(Collection entries)
_____

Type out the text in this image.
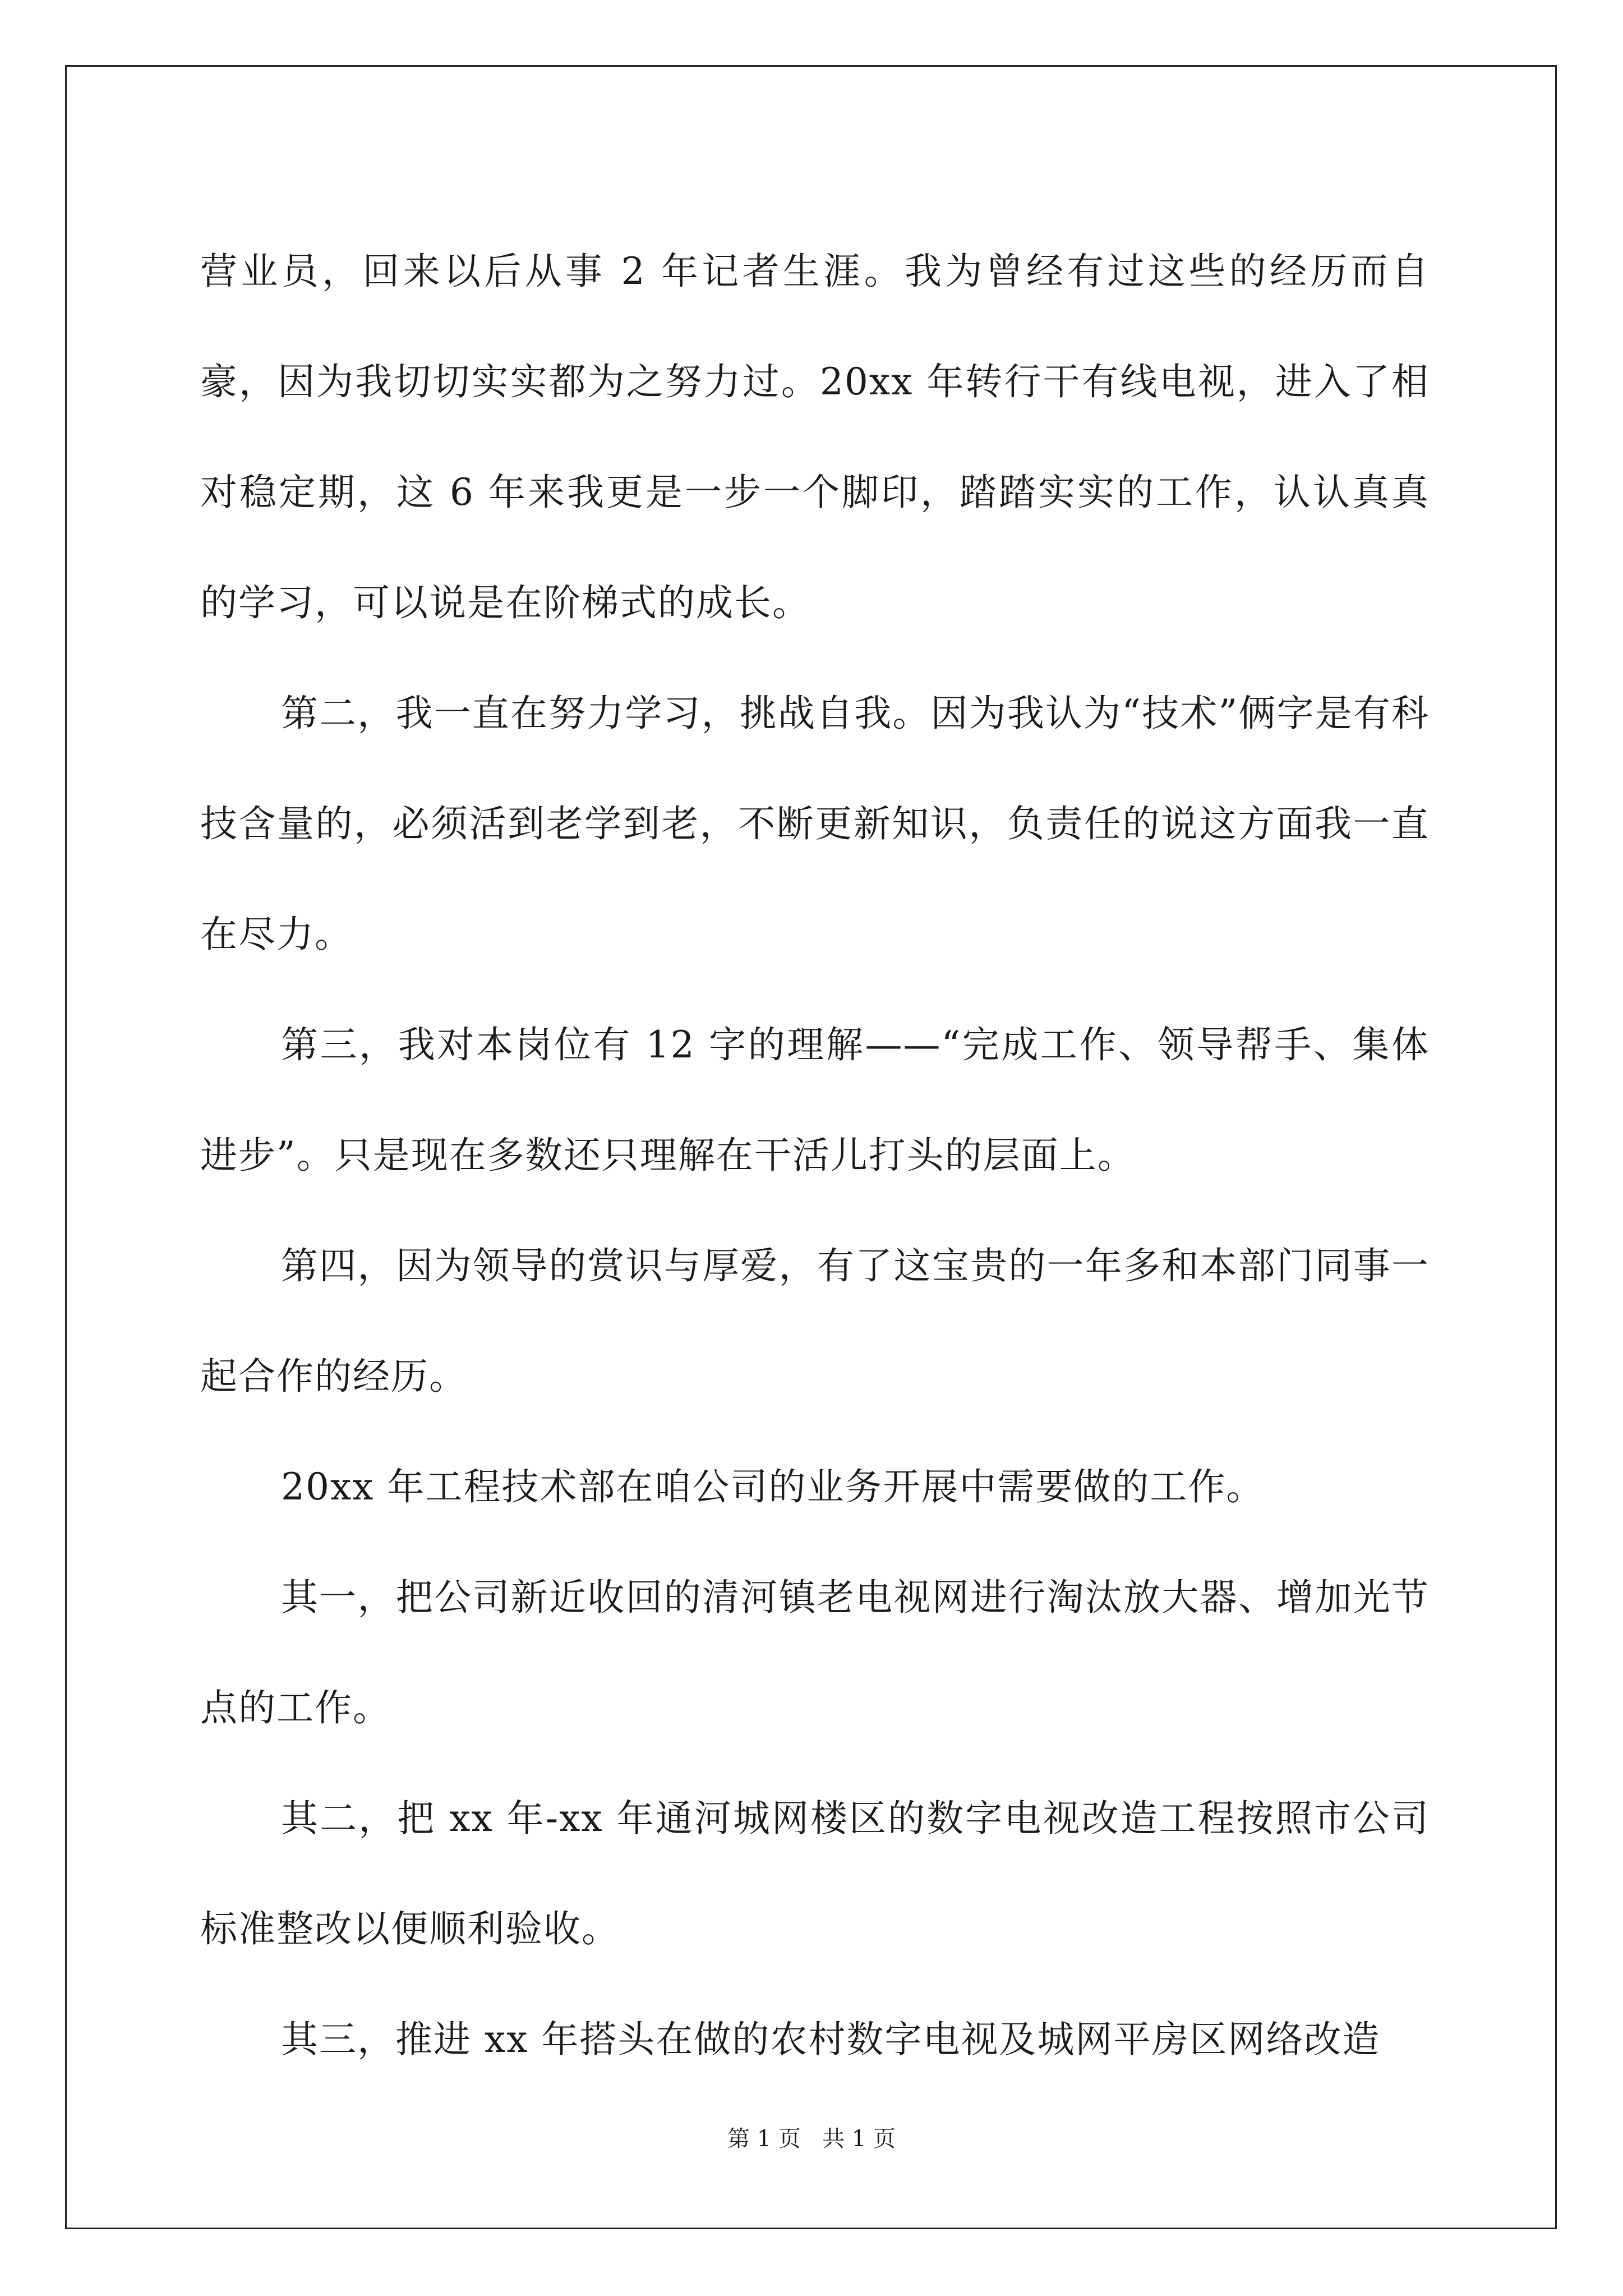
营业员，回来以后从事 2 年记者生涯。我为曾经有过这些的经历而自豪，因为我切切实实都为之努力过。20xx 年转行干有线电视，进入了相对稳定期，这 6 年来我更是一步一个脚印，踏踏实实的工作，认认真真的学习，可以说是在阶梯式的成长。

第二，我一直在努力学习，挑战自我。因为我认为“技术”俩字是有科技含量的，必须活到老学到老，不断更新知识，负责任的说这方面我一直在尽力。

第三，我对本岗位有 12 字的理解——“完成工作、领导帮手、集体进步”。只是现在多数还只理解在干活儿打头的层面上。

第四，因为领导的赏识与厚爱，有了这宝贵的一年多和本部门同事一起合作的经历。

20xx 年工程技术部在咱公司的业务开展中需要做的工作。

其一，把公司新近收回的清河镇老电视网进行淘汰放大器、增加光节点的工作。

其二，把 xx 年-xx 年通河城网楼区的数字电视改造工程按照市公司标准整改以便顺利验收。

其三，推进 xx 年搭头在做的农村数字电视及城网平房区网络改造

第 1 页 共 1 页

_____

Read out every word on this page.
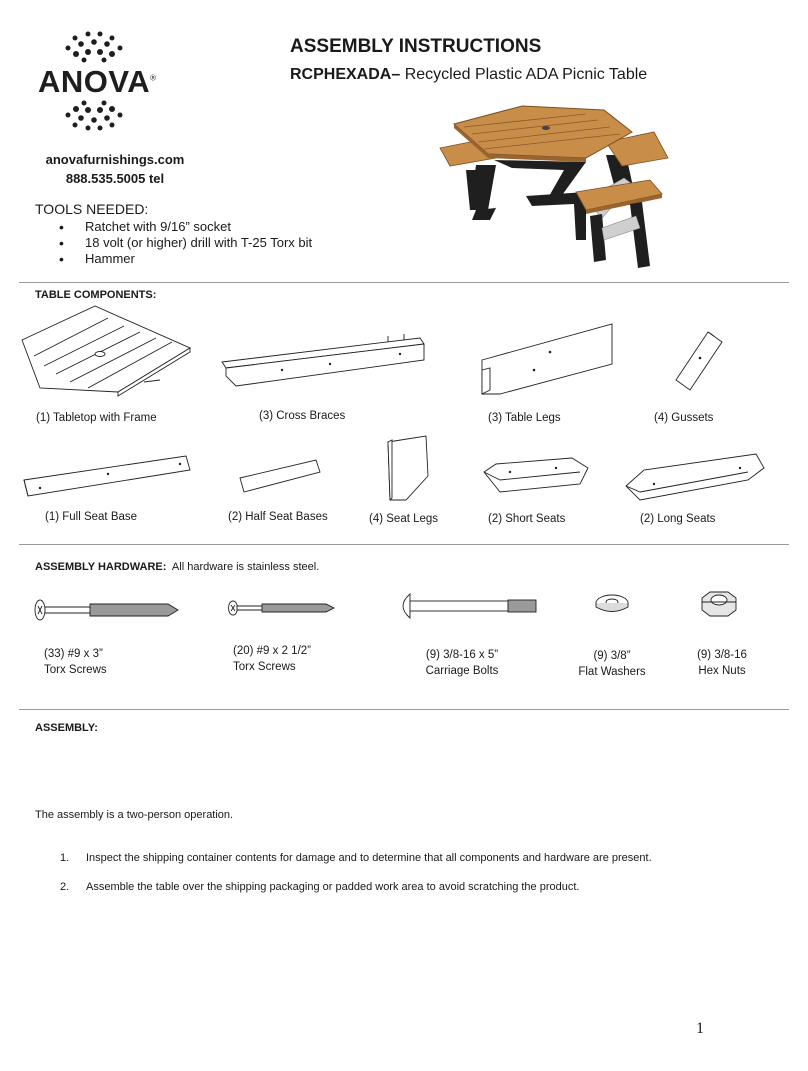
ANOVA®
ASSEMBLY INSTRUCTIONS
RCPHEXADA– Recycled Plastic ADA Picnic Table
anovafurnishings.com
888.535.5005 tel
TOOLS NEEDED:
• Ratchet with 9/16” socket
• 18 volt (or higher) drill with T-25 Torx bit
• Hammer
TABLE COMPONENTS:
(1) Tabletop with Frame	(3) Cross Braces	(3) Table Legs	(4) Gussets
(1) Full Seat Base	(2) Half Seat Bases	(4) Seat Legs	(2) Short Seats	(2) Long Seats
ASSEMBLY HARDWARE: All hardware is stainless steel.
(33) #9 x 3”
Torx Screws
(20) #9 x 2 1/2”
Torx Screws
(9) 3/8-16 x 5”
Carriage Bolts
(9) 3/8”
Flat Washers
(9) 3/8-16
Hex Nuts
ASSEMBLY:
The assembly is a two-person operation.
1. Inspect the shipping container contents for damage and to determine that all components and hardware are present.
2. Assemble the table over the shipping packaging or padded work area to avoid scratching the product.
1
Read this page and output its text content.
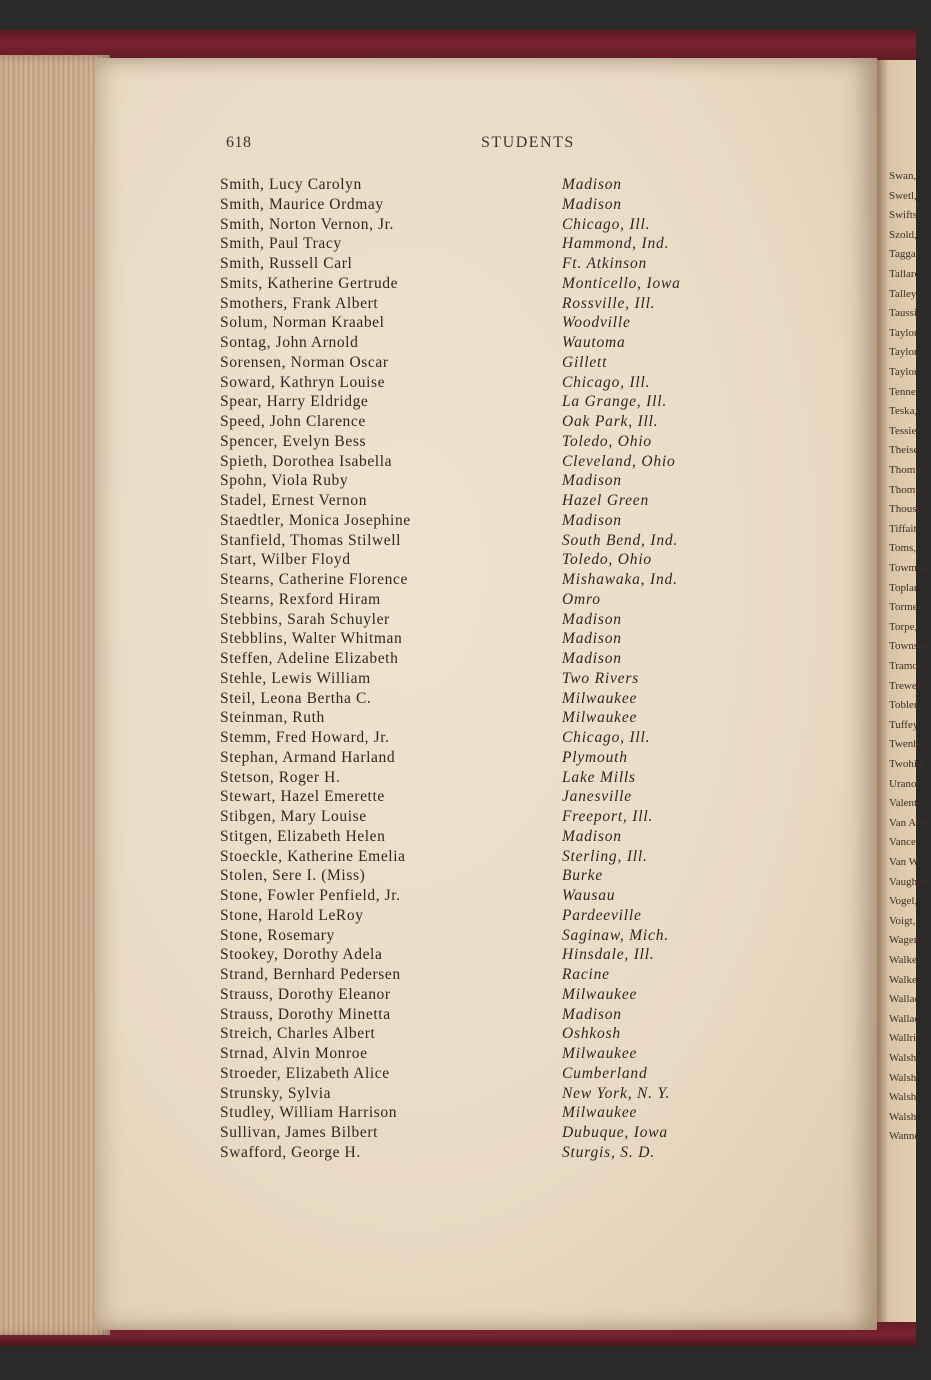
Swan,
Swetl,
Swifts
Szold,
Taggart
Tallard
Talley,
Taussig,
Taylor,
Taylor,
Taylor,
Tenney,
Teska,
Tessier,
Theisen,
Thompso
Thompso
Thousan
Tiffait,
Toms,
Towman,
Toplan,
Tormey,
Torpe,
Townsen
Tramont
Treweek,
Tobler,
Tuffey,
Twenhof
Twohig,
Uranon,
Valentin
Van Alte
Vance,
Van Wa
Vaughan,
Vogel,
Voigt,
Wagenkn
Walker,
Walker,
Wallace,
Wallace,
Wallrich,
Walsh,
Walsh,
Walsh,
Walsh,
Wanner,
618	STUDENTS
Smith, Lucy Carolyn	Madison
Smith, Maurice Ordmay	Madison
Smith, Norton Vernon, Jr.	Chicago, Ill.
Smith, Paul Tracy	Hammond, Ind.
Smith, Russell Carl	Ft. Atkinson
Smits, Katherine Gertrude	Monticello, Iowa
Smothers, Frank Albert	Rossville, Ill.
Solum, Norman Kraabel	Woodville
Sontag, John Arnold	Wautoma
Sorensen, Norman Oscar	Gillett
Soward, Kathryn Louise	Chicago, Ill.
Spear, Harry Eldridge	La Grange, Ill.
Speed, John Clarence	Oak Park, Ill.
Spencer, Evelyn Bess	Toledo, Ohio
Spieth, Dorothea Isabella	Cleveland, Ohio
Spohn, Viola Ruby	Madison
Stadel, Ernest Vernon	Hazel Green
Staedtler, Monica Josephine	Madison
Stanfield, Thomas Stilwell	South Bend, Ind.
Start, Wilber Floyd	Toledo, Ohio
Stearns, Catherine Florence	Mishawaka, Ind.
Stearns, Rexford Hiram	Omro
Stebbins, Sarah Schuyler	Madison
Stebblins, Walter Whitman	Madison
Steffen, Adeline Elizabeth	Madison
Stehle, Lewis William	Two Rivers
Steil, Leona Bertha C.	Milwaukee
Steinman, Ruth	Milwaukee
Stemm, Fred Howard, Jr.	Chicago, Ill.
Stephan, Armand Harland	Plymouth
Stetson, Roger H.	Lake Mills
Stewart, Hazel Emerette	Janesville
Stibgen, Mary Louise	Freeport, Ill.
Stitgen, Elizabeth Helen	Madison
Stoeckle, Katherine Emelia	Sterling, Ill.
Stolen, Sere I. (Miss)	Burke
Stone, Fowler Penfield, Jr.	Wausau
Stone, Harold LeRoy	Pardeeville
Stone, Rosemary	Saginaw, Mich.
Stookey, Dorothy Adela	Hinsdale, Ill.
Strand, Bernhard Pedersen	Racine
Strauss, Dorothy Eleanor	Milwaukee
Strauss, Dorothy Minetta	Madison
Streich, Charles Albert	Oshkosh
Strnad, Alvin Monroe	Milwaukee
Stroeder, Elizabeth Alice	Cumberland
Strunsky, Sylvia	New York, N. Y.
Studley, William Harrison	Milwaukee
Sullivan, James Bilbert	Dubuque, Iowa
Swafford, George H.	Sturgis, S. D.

_____

▶ _TO DO_:
Scan the listing above and identify each line holding the string "Toledo"; copy every such line.

▶ _CORRECT ANSWER_:
Spencer, Evelyn Bess	Toledo, Ohio
Start, Wilber Floyd	Toledo, Ohio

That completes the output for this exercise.